• [WHAT TO DO]:
Each entry below is to be printed verbatim.

• [DATA SUPPLIED]:
******

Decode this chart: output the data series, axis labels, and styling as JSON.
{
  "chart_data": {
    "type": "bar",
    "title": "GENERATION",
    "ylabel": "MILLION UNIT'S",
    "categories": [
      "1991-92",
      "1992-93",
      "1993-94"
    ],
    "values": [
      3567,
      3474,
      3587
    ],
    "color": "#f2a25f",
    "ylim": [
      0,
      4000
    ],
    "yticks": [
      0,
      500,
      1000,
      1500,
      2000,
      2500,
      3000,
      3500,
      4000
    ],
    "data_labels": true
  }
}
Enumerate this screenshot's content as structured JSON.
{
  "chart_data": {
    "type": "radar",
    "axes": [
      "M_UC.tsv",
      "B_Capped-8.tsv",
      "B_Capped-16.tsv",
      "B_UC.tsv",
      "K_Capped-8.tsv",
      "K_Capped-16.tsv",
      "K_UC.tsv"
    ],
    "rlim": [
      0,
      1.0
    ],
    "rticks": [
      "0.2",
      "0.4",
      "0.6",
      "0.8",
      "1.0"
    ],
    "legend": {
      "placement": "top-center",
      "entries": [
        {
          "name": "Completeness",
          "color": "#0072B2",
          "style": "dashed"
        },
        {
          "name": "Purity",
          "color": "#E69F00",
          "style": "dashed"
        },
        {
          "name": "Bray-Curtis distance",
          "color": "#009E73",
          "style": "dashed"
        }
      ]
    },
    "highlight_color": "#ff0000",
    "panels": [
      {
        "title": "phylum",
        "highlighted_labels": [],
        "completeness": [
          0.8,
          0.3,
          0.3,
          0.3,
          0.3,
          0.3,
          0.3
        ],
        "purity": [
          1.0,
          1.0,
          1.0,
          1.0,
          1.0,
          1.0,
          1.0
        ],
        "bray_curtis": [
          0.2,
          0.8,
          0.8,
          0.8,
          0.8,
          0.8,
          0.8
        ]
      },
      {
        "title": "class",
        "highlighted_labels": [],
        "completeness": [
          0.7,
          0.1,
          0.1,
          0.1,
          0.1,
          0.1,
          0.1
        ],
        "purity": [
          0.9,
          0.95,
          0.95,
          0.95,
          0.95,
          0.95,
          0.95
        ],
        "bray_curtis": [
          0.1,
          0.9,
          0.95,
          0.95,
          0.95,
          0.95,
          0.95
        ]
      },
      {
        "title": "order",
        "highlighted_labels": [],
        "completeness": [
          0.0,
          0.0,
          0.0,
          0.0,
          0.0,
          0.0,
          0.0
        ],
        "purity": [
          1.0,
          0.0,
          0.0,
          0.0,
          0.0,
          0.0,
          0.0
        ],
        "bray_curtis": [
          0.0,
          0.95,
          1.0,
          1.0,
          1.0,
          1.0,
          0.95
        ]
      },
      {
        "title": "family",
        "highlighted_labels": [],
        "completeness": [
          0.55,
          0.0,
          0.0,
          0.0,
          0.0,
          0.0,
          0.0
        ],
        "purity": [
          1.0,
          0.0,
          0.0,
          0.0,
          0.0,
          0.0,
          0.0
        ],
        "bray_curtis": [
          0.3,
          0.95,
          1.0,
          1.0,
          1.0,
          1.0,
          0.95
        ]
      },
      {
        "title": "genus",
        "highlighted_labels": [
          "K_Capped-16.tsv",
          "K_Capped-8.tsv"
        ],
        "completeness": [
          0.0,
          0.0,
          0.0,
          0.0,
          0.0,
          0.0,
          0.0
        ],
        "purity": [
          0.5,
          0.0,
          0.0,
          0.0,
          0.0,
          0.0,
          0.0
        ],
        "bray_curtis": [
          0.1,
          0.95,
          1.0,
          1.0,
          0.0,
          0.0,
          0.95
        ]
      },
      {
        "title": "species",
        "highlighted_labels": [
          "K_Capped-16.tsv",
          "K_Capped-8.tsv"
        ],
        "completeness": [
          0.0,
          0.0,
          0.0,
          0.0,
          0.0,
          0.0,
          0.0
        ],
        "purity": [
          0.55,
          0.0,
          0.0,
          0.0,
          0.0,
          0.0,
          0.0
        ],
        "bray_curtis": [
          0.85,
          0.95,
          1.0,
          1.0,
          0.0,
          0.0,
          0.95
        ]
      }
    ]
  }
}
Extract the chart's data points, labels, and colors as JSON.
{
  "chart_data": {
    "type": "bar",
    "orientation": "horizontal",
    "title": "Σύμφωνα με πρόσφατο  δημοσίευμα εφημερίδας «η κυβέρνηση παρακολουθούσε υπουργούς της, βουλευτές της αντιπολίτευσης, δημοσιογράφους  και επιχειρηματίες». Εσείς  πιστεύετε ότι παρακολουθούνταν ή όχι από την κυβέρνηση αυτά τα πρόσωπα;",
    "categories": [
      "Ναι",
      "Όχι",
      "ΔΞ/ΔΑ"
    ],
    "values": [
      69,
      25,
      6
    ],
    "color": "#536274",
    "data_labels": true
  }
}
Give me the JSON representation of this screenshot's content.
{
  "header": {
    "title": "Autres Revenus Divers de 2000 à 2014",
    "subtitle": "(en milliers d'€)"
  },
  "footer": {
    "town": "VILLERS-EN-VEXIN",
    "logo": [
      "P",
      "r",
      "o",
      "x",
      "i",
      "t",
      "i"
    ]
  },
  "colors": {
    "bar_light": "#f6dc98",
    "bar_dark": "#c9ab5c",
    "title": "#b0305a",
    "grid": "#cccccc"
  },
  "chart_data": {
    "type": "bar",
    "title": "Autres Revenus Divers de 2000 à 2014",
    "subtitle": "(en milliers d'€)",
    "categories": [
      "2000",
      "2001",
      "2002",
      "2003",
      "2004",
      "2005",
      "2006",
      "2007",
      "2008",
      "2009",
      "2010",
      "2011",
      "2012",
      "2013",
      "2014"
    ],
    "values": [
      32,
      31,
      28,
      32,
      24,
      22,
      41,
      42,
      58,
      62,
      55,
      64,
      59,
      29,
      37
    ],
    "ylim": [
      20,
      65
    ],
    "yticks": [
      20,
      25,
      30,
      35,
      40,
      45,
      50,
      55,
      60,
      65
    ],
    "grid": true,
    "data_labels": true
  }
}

******

• [EXERCISE RESPONSE]:
Decode this chart: output the data series, axis labels, and styling as JSON.
{
  "chart_data": {
    "type": "bar",
    "title": "GENERATION",
    "ylabel": "MILLION UNIT'S",
    "categories": [
      "1991-92",
      "1992-93",
      "1993-94"
    ],
    "values": [
      3567,
      3474,
      3587
    ],
    "color": "#f2a25f",
    "ylim": [
      0,
      4000
    ],
    "yticks": [
      0,
      500,
      1000,
      1500,
      2000,
      2500,
      3000,
      3500,
      4000
    ],
    "data_labels": true
  }
}
Enumerate this screenshot's content as structured JSON.
{
  "chart_data": {
    "type": "radar",
    "axes": [
      "M_UC.tsv",
      "B_Capped-8.tsv",
      "B_Capped-16.tsv",
      "B_UC.tsv",
      "K_Capped-8.tsv",
      "K_Capped-16.tsv",
      "K_UC.tsv"
    ],
    "rlim": [
      0,
      1.0
    ],
    "rticks": [
      "0.2",
      "0.4",
      "0.6",
      "0.8",
      "1.0"
    ],
    "legend": {
      "placement": "top-center",
      "entries": [
        {
          "name": "Completeness",
          "color": "#0072B2",
          "style": "dashed"
        },
        {
          "name": "Purity",
          "color": "#E69F00",
          "style": "dashed"
        },
        {
          "name": "Bray-Curtis distance",
          "color": "#009E73",
          "style": "dashed"
        }
      ]
    },
    "highlight_color": "#ff0000",
    "panels": [
      {
        "title": "phylum",
        "highlighted_labels": [],
        "completeness": [
          0.8,
          0.3,
          0.3,
          0.3,
          0.3,
          0.3,
          0.3
        ],
        "purity": [
          1.0,
          1.0,
          1.0,
          1.0,
          1.0,
          1.0,
          1.0
        ],
        "bray_curtis": [
          0.2,
          0.8,
          0.8,
          0.8,
          0.8,
          0.8,
          0.8
        ]
      },
      {
        "title": "class",
        "highlighted_labels": [],
        "completeness": [
          0.7,
          0.1,
          0.1,
          0.1,
          0.1,
          0.1,
          0.1
        ],
        "purity": [
          0.9,
          0.95,
          0.95,
          0.95,
          0.95,
          0.95,
          0.95
        ],
        "bray_curtis": [
          0.1,
          0.9,
          0.95,
          0.95,
          0.95,
          0.95,
          0.95
        ]
      },
      {
        "title": "order",
        "highlighted_labels": [],
        "completeness": [
          0.0,
          0.0,
          0.0,
          0.0,
          0.0,
          0.0,
          0.0
        ],
        "purity": [
          1.0,
          0.0,
          0.0,
          0.0,
          0.0,
          0.0,
          0.0
        ],
        "bray_curtis": [
          0.0,
          0.95,
          1.0,
          1.0,
          1.0,
          1.0,
          0.95
        ]
      },
      {
        "title": "family",
        "highlighted_labels": [],
        "completeness": [
          0.55,
          0.0,
          0.0,
          0.0,
          0.0,
          0.0,
          0.0
        ],
        "purity": [
          1.0,
          0.0,
          0.0,
          0.0,
          0.0,
          0.0,
          0.0
        ],
        "bray_curtis": [
          0.3,
          0.95,
          1.0,
          1.0,
          1.0,
          1.0,
          0.95
        ]
      },
      {
        "title": "genus",
        "highlighted_labels": [
          "K_Capped-16.tsv",
          "K_Capped-8.tsv"
        ],
        "completeness": [
          0.0,
          0.0,
          0.0,
          0.0,
          0.0,
          0.0,
          0.0
        ],
        "purity": [
          0.5,
          0.0,
          0.0,
          0.0,
          0.0,
          0.0,
          0.0
        ],
        "bray_curtis": [
          0.1,
          0.95,
          1.0,
          1.0,
          0.0,
          0.0,
          0.95
        ]
      },
      {
        "title": "species",
        "highlighted_labels": [
          "K_Capped-16.tsv",
          "K_Capped-8.tsv"
        ],
        "completeness": [
          0.0,
          0.0,
          0.0,
          0.0,
          0.0,
          0.0,
          0.0
        ],
        "purity": [
          0.55,
          0.0,
          0.0,
          0.0,
          0.0,
          0.0,
          0.0
        ],
        "bray_curtis": [
          0.85,
          0.95,
          1.0,
          1.0,
          0.0,
          0.0,
          0.95
        ]
      }
    ]
  }
}
Extract the chart's data points, labels, and colors as JSON.
{
  "chart_data": {
    "type": "bar",
    "orientation": "horizontal",
    "title": "Σύμφωνα με πρόσφατο  δημοσίευμα εφημερίδας «η κυβέρνηση παρακολουθούσε υπουργούς της, βουλευτές της αντιπολίτευσης, δημοσιογράφους  και επιχειρηματίες». Εσείς  πιστεύετε ότι παρακολουθούνταν ή όχι από την κυβέρνηση αυτά τα πρόσωπα;",
    "categories": [
      "Ναι",
      "Όχι",
      "ΔΞ/ΔΑ"
    ],
    "values": [
      69,
      25,
      6
    ],
    "color": "#536274",
    "data_labels": true
  }
}
Give me the JSON representation of this screenshot's content.
{
  "header": {
    "title": "Autres Revenus Divers de 2000 à 2014",
    "subtitle": "(en milliers d'€)"
  },
  "footer": {
    "town": "VILLERS-EN-VEXIN",
    "logo": [
      "P",
      "r",
      "o",
      "x",
      "i",
      "t",
      "i"
    ]
  },
  "colors": {
    "bar_light": "#f6dc98",
    "bar_dark": "#c9ab5c",
    "title": "#b0305a",
    "grid": "#cccccc"
  },
  "chart_data": {
    "type": "bar",
    "title": "Autres Revenus Divers de 2000 à 2014",
    "subtitle": "(en milliers d'€)",
    "categories": [
      "2000",
      "2001",
      "2002",
      "2003",
      "2004",
      "2005",
      "2006",
      "2007",
      "2008",
      "2009",
      "2010",
      "2011",
      "2012",
      "2013",
      "2014"
    ],
    "values": [
      32,
      31,
      28,
      32,
      24,
      22,
      41,
      42,
      58,
      62,
      55,
      64,
      59,
      29,
      37
    ],
    "ylim": [
      20,
      65
    ],
    "yticks": [
      20,
      25,
      30,
      35,
      40,
      45,
      50,
      55,
      60,
      65
    ],
    "grid": true,
    "data_labels": true
  }
}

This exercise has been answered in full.